Record extracts:
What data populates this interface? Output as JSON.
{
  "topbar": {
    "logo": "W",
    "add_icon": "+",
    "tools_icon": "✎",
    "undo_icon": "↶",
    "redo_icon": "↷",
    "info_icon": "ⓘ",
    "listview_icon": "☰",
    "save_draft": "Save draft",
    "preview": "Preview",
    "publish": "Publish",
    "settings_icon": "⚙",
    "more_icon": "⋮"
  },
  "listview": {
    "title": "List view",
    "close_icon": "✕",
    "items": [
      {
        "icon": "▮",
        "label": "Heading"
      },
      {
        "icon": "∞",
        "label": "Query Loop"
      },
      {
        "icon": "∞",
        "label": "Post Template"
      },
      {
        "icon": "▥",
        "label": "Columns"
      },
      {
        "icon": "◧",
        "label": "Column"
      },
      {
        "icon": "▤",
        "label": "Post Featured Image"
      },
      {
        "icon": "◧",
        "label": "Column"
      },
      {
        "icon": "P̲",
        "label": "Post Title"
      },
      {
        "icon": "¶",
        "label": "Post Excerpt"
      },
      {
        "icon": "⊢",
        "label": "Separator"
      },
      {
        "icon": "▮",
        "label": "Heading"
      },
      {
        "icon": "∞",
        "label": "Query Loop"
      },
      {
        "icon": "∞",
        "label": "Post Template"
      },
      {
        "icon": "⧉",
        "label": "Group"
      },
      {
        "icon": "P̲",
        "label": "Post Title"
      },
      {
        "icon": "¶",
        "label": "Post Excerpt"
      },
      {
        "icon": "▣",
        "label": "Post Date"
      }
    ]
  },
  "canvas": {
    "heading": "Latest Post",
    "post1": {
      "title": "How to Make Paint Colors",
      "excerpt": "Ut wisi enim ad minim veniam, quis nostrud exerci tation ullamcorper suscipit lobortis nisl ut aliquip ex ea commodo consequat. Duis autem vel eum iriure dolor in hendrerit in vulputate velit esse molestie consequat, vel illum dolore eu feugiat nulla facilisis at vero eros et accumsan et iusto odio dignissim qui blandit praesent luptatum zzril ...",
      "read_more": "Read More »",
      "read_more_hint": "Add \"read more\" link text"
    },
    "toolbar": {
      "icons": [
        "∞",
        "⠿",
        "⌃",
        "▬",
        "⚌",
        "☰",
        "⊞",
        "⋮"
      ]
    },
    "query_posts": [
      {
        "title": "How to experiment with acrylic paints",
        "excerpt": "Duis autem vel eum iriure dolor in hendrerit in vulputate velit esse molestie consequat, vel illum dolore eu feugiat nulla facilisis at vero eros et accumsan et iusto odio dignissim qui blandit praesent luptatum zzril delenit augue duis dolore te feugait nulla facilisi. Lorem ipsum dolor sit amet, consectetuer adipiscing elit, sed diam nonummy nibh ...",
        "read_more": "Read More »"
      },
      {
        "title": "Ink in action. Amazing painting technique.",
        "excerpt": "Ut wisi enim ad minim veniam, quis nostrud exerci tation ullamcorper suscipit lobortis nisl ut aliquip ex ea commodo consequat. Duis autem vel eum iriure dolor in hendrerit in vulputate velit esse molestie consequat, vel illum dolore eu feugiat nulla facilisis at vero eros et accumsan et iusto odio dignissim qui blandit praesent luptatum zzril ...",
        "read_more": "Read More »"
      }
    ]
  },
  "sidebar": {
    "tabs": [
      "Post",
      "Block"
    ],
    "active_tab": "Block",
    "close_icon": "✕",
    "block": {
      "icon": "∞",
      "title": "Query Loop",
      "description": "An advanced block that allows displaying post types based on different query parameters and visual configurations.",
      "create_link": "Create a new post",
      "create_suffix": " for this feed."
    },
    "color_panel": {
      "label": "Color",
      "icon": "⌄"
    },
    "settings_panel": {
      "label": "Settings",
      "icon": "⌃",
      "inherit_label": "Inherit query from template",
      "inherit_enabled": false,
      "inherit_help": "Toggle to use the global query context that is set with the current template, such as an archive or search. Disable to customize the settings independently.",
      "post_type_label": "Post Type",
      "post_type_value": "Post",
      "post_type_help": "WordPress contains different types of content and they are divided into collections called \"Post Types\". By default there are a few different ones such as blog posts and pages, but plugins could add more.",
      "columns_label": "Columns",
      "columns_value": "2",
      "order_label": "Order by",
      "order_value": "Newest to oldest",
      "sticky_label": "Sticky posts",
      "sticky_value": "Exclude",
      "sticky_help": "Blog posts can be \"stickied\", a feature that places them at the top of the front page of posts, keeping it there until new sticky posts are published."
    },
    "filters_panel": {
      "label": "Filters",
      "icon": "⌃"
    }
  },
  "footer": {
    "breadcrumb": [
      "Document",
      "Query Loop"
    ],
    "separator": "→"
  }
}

To do: Send back all of the entries exactly, with nothing missing.

Full response:
What data populates this interface? Output as JSON.
{
  "topbar": {
    "logo": "W",
    "add_icon": "+",
    "tools_icon": "✎",
    "undo_icon": "↶",
    "redo_icon": "↷",
    "info_icon": "ⓘ",
    "listview_icon": "☰",
    "save_draft": "Save draft",
    "preview": "Preview",
    "publish": "Publish",
    "settings_icon": "⚙",
    "more_icon": "⋮"
  },
  "listview": {
    "title": "List view",
    "close_icon": "✕",
    "items": [
      {
        "icon": "▮",
        "label": "Heading"
      },
      {
        "icon": "∞",
        "label": "Query Loop"
      },
      {
        "icon": "∞",
        "label": "Post Template"
      },
      {
        "icon": "▥",
        "label": "Columns"
      },
      {
        "icon": "◧",
        "label": "Column"
      },
      {
        "icon": "▤",
        "label": "Post Featured Image"
      },
      {
        "icon": "◧",
        "label": "Column"
      },
      {
        "icon": "P̲",
        "label": "Post Title"
      },
      {
        "icon": "¶",
        "label": "Post Excerpt"
      },
      {
        "icon": "⊢",
        "label": "Separator"
      },
      {
        "icon": "▮",
        "label": "Heading"
      },
      {
        "icon": "∞",
        "label": "Query Loop"
      },
      {
        "icon": "∞",
        "label": "Post Template"
      },
      {
        "icon": "⧉",
        "label": "Group"
      },
      {
        "icon": "P̲",
        "label": "Post Title"
      },
      {
        "icon": "¶",
        "label": "Post Excerpt"
      },
      {
        "icon": "▣",
        "label": "Post Date"
      }
    ]
  },
  "canvas": {
    "heading": "Latest Post",
    "post1": {
      "title": "How to Make Paint Colors",
      "excerpt": "Ut wisi enim ad minim veniam, quis nostrud exerci tation ullamcorper suscipit lobortis nisl ut aliquip ex ea commodo consequat. Duis autem vel eum iriure dolor in hendrerit in vulputate velit esse molestie consequat, vel illum dolore eu feugiat nulla facilisis at vero eros et accumsan et iusto odio dignissim qui blandit praesent luptatum zzril ...",
      "read_more": "Read More »",
      "read_more_hint": "Add \"read more\" link text"
    },
    "toolbar": {
      "icons": [
        "∞",
        "⠿",
        "⌃",
        "▬",
        "⚌",
        "☰",
        "⊞",
        "⋮"
      ]
    },
    "query_posts": [
      {
        "title": "How to experiment with acrylic paints",
        "excerpt": "Duis autem vel eum iriure dolor in hendrerit in vulputate velit esse molestie consequat, vel illum dolore eu feugiat nulla facilisis at vero eros et accumsan et iusto odio dignissim qui blandit praesent luptatum zzril delenit augue duis dolore te feugait nulla facilisi. Lorem ipsum dolor sit amet, consectetuer adipiscing elit, sed diam nonummy nibh ...",
        "read_more": "Read More »"
      },
      {
        "title": "Ink in action. Amazing painting technique.",
        "excerpt": "Ut wisi enim ad minim veniam, quis nostrud exerci tation ullamcorper suscipit lobortis nisl ut aliquip ex ea commodo consequat. Duis autem vel eum iriure dolor in hendrerit in vulputate velit esse molestie consequat, vel illum dolore eu feugiat nulla facilisis at vero eros et accumsan et iusto odio dignissim qui blandit praesent luptatum zzril ...",
        "read_more": "Read More »"
      }
    ]
  },
  "sidebar": {
    "tabs": [
      "Post",
      "Block"
    ],
    "active_tab": "Block",
    "close_icon": "✕",
    "block": {
      "icon": "∞",
      "title": "Query Loop",
      "description": "An advanced block that allows displaying post types based on different query parameters and visual configurations.",
      "create_link": "Create a new post",
      "create_suffix": " for this feed."
    },
    "color_panel": {
      "label": "Color",
      "icon": "⌄"
    },
    "settings_panel": {
      "label": "Settings",
      "icon": "⌃",
      "inherit_label": "Inherit query from template",
      "inherit_enabled": false,
      "inherit_help": "Toggle to use the global query context that is set with the current template, such as an archive or search. Disable to customize the settings independently.",
      "post_type_label": "Post Type",
      "post_type_value": "Post",
      "post_type_help": "WordPress contains different types of content and they are divided into collections called \"Post Types\". By default there are a few different ones such as blog posts and pages, but plugins could add more.",
      "columns_label": "Columns",
      "columns_value": "2",
      "order_label": "Order by",
      "order_value": "Newest to oldest",
      "sticky_label": "Sticky posts",
      "sticky_value": "Exclude",
      "sticky_help": "Blog posts can be \"stickied\", a feature that places them at the top of the front page of posts, keeping it there until new sticky posts are published."
    },
    "filters_panel": {
      "label": "Filters",
      "icon": "⌃"
    }
  },
  "footer": {
    "breadcrumb": [
      "Document",
      "Query Loop"
    ],
    "separator": "→"
  }
}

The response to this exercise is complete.